§ Exercise instructions
Could you print every record below exactly as it appears?

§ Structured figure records
'''

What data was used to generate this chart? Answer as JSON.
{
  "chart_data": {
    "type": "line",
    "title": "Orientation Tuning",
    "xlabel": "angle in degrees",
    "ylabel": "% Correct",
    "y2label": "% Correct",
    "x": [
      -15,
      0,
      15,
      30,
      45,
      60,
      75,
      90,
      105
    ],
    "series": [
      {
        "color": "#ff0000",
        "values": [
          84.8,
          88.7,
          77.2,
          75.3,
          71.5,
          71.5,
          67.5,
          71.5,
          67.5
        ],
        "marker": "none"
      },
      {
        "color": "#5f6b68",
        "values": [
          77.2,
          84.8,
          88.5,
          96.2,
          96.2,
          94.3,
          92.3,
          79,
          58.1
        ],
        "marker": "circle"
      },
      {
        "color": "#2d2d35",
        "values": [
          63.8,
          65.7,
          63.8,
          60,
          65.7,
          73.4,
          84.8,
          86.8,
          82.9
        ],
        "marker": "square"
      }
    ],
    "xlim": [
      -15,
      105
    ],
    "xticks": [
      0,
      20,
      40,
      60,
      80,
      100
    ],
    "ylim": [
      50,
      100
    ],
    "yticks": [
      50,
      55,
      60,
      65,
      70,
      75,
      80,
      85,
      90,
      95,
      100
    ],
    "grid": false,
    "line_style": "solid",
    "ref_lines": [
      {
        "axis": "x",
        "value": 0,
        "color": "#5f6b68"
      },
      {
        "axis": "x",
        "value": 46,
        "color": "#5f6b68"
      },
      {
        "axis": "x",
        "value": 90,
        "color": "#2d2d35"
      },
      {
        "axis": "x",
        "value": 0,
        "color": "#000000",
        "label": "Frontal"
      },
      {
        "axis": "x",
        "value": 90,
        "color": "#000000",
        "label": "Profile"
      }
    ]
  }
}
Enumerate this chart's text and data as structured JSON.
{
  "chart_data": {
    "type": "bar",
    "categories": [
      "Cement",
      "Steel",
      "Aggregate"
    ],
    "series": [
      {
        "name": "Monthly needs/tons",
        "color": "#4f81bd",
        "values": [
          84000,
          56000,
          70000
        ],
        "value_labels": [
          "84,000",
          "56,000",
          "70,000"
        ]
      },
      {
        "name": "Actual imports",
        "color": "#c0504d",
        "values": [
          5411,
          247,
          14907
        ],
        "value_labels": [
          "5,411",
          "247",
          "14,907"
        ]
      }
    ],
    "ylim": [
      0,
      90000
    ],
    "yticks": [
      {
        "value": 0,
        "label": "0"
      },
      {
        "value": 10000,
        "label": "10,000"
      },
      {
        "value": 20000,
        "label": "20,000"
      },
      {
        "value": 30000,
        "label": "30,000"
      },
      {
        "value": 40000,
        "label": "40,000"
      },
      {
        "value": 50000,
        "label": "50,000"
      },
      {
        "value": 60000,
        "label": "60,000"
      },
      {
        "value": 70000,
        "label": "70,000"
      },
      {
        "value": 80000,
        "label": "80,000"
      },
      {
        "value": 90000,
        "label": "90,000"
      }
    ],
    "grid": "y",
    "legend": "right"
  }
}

'''

§ Task response
What data was used to generate this chart? Answer as JSON.
{
  "chart_data": {
    "type": "line",
    "title": "Orientation Tuning",
    "xlabel": "angle in degrees",
    "ylabel": "% Correct",
    "y2label": "% Correct",
    "x": [
      -15,
      0,
      15,
      30,
      45,
      60,
      75,
      90,
      105
    ],
    "series": [
      {
        "color": "#ff0000",
        "values": [
          84.8,
          88.7,
          77.2,
          75.3,
          71.5,
          71.5,
          67.5,
          71.5,
          67.5
        ],
        "marker": "none"
      },
      {
        "color": "#5f6b68",
        "values": [
          77.2,
          84.8,
          88.5,
          96.2,
          96.2,
          94.3,
          92.3,
          79,
          58.1
        ],
        "marker": "circle"
      },
      {
        "color": "#2d2d35",
        "values": [
          63.8,
          65.7,
          63.8,
          60,
          65.7,
          73.4,
          84.8,
          86.8,
          82.9
        ],
        "marker": "square"
      }
    ],
    "xlim": [
      -15,
      105
    ],
    "xticks": [
      0,
      20,
      40,
      60,
      80,
      100
    ],
    "ylim": [
      50,
      100
    ],
    "yticks": [
      50,
      55,
      60,
      65,
      70,
      75,
      80,
      85,
      90,
      95,
      100
    ],
    "grid": false,
    "line_style": "solid",
    "ref_lines": [
      {
        "axis": "x",
        "value": 0,
        "color": "#5f6b68"
      },
      {
        "axis": "x",
        "value": 46,
        "color": "#5f6b68"
      },
      {
        "axis": "x",
        "value": 90,
        "color": "#2d2d35"
      },
      {
        "axis": "x",
        "value": 0,
        "color": "#000000",
        "label": "Frontal"
      },
      {
        "axis": "x",
        "value": 90,
        "color": "#000000",
        "label": "Profile"
      }
    ]
  }
}
Enumerate this chart's text and data as structured JSON.
{
  "chart_data": {
    "type": "bar",
    "categories": [
      "Cement",
      "Steel",
      "Aggregate"
    ],
    "series": [
      {
        "name": "Monthly needs/tons",
        "color": "#4f81bd",
        "values": [
          84000,
          56000,
          70000
        ],
        "value_labels": [
          "84,000",
          "56,000",
          "70,000"
        ]
      },
      {
        "name": "Actual imports",
        "color": "#c0504d",
        "values": [
          5411,
          247,
          14907
        ],
        "value_labels": [
          "5,411",
          "247",
          "14,907"
        ]
      }
    ],
    "ylim": [
      0,
      90000
    ],
    "yticks": [
      {
        "value": 0,
        "label": "0"
      },
      {
        "value": 10000,
        "label": "10,000"
      },
      {
        "value": 20000,
        "label": "20,000"
      },
      {
        "value": 30000,
        "label": "30,000"
      },
      {
        "value": 40000,
        "label": "40,000"
      },
      {
        "value": 50000,
        "label": "50,000"
      },
      {
        "value": 60000,
        "label": "60,000"
      },
      {
        "value": 70000,
        "label": "70,000"
      },
      {
        "value": 80000,
        "label": "80,000"
      },
      {
        "value": 90000,
        "label": "90,000"
      }
    ],
    "grid": "y",
    "legend": "right"
  }
}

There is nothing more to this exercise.